_Written exercise_
Check every line below for the string "Итоги", and copy the lines that contain it.
━━━ Material for this task
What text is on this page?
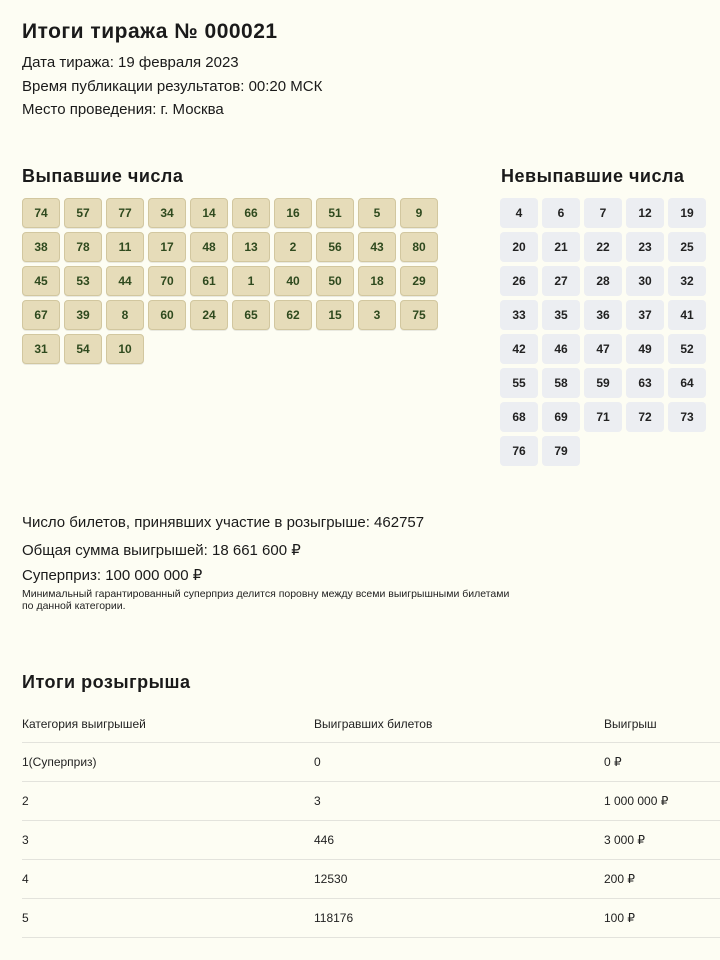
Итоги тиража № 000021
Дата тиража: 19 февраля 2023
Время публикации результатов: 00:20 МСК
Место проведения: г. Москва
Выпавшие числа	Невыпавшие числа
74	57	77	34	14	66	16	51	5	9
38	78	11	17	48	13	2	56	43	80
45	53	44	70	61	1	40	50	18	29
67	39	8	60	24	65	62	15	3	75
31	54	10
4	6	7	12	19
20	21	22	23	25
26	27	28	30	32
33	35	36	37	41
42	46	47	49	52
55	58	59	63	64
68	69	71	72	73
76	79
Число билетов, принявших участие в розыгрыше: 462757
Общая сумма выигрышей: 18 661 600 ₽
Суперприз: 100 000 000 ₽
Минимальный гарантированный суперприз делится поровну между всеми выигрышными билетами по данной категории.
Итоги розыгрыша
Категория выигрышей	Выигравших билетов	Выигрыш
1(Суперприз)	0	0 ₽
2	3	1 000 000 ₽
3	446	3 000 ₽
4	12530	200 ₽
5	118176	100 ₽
━━━━━━
_Written answer_
Итоги тиража № 000021
Итоги розыгрыша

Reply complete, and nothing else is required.